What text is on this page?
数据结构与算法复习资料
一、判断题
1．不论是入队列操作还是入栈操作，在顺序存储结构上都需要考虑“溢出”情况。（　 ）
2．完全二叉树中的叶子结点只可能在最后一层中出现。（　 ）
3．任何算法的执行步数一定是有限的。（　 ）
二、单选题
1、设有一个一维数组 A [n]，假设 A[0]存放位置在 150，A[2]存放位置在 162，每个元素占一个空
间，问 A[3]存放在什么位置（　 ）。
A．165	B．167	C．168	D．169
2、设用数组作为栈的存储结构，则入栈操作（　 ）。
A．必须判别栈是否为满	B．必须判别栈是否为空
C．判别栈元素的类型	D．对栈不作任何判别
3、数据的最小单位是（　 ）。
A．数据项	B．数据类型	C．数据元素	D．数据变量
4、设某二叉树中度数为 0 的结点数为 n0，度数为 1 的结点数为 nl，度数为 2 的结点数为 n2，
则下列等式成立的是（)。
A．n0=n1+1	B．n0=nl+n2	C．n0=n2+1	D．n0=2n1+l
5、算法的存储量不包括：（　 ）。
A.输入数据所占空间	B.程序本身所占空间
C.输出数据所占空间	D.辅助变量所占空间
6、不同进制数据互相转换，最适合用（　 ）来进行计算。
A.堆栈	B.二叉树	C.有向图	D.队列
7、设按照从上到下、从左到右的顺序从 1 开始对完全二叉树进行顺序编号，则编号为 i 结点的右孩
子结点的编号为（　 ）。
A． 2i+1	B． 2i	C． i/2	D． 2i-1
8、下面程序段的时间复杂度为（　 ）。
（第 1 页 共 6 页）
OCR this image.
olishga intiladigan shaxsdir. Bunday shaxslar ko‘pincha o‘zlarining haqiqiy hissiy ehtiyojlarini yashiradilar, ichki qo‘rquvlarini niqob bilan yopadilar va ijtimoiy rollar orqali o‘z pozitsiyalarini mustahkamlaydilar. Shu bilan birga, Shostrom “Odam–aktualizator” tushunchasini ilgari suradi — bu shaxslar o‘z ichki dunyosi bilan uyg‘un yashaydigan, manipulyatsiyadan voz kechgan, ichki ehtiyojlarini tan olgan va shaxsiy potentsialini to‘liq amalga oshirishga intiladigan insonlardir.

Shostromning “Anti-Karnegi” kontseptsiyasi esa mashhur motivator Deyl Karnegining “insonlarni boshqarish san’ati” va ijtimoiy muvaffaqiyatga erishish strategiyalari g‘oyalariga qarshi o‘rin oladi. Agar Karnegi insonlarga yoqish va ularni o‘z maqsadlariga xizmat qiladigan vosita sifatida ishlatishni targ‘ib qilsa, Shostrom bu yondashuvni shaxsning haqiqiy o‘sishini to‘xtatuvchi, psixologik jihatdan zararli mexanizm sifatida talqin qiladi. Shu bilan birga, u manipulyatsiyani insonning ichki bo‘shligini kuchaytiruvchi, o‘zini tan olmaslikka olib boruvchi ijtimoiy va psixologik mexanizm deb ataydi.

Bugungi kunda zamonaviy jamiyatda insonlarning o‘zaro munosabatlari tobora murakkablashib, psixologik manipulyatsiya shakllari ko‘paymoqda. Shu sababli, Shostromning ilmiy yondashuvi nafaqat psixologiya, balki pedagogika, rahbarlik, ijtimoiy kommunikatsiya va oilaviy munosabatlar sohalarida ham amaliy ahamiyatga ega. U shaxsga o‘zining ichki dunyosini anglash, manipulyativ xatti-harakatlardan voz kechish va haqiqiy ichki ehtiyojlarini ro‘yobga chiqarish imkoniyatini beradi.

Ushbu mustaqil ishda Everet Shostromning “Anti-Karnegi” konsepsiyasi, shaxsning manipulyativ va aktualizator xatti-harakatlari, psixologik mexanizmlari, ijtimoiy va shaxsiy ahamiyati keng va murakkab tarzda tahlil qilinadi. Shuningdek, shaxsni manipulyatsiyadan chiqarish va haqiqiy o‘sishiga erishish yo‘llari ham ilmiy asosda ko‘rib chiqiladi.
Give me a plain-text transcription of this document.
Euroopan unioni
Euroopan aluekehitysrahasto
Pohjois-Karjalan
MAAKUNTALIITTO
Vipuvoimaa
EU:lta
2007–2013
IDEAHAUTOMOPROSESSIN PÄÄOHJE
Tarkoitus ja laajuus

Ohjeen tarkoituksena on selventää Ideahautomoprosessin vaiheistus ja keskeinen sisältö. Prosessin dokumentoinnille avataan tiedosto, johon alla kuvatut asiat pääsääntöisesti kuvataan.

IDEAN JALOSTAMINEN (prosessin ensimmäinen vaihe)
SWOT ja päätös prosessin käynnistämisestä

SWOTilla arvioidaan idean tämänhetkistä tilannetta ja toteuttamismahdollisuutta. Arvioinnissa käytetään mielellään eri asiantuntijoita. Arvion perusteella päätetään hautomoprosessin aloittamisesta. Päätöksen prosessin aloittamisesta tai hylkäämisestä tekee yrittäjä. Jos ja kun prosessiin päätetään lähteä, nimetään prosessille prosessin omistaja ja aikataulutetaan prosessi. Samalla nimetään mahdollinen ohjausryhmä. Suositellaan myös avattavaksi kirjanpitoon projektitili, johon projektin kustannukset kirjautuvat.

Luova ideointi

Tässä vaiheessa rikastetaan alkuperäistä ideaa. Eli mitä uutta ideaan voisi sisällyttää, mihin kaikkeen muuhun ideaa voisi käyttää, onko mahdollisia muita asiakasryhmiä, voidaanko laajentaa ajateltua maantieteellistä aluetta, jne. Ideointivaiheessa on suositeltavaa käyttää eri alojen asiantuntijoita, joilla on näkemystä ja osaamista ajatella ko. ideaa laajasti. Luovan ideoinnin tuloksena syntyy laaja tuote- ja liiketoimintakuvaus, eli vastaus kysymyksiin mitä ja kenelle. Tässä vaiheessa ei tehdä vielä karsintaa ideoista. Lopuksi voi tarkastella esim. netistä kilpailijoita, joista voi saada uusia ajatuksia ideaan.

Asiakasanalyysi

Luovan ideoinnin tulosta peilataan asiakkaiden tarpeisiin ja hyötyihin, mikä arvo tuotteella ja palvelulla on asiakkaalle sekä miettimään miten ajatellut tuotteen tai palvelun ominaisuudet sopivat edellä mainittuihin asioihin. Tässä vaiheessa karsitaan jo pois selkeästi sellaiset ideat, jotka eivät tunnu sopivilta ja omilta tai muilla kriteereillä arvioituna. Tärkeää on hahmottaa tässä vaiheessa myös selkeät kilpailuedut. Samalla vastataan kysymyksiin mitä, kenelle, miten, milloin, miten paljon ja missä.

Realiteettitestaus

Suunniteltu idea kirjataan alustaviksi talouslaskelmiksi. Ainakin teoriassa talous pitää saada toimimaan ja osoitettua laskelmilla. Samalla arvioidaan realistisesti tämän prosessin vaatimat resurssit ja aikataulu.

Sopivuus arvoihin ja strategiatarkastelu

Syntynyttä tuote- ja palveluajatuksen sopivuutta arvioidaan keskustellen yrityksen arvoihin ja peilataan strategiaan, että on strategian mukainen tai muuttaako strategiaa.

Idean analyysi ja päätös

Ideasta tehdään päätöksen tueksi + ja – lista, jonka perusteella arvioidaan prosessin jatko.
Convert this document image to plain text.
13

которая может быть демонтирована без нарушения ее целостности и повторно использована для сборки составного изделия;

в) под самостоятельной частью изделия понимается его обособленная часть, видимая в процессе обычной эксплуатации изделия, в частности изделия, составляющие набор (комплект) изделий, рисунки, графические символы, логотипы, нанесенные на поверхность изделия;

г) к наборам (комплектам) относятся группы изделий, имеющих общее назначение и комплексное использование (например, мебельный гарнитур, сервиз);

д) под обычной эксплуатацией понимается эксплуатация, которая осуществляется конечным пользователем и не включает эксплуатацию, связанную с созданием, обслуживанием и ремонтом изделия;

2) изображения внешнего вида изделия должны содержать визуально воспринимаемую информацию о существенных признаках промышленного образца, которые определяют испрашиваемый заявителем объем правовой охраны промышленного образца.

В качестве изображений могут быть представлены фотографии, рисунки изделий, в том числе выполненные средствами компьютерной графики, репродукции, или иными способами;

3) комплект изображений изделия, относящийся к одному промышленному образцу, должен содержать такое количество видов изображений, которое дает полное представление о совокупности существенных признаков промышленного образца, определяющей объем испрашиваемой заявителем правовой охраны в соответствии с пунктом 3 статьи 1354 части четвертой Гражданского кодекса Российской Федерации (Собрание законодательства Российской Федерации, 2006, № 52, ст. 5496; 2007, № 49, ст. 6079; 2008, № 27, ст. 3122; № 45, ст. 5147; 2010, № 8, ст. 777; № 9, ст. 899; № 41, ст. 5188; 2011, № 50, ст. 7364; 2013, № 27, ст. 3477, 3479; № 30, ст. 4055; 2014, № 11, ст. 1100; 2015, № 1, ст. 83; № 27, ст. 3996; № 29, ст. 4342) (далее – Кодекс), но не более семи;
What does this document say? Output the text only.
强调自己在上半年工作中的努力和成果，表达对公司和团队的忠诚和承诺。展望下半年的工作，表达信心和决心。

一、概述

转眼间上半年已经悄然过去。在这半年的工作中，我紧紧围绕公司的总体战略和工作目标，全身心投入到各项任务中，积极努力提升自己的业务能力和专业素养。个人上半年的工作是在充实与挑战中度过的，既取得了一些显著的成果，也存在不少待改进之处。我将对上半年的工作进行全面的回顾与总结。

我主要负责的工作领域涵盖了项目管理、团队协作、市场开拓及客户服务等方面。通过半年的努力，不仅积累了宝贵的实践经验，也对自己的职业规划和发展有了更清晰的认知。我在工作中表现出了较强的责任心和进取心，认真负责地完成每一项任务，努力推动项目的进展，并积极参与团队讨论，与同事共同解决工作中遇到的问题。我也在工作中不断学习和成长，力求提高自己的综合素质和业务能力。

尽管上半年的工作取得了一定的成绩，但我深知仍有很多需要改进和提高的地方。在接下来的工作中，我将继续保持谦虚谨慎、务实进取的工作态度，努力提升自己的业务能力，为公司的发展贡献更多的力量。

■ ■ ■ ■

◆ Task prompt: Identify and list each line with the word "которая".

◆ Final answer:
которая может быть демонтирована без нарушения ее целостности и повторно использована для сборки составного изделия;
д) под обычной эксплуатацией понимается эксплуатация, которая осуществляется конечным пользователем и не включает эксплуатацию, связанную с созданием, обслуживанием и ремонтом изделия;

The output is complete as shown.